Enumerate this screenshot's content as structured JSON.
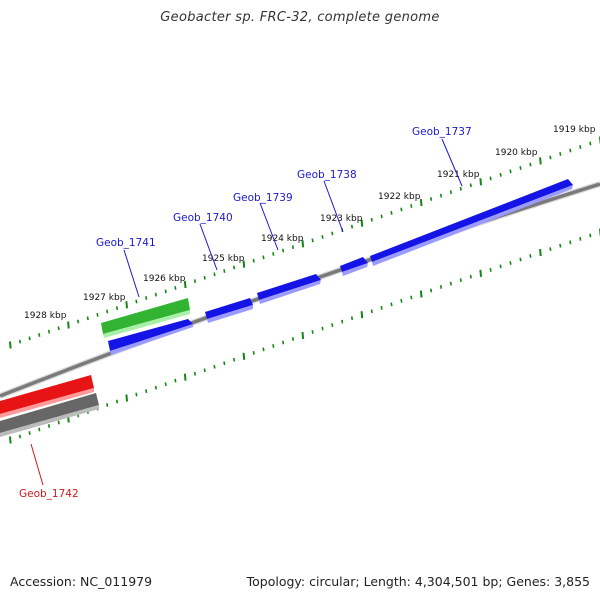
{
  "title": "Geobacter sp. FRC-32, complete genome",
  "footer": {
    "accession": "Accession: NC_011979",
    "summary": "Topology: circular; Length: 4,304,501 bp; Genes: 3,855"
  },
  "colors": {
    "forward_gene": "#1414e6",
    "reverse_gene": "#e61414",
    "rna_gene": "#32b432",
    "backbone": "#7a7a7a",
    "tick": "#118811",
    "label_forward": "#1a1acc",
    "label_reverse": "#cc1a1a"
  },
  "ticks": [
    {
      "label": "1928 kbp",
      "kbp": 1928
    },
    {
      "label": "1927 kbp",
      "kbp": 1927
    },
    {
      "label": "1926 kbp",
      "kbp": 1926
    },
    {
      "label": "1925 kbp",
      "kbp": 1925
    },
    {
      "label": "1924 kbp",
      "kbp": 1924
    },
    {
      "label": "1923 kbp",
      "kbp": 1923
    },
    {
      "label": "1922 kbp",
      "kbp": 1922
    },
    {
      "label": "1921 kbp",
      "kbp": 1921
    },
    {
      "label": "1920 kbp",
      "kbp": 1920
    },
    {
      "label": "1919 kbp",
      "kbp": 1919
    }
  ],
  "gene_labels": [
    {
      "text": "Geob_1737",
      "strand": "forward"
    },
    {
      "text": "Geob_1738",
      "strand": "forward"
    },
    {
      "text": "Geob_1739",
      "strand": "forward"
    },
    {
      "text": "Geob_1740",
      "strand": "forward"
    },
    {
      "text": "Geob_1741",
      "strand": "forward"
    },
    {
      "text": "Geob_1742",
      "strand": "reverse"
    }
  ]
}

- _HOW TO COMPLETE THIS TASK_: Search the records for the word "text". Copy every line that has it.

- _RESULT OF THIS TASK_:
      "text": "Geob_1737",
      "text": "Geob_1738",
      "text": "Geob_1739",
      "text": "Geob_1740",
      "text": "Geob_1741",
      "text": "Geob_1742",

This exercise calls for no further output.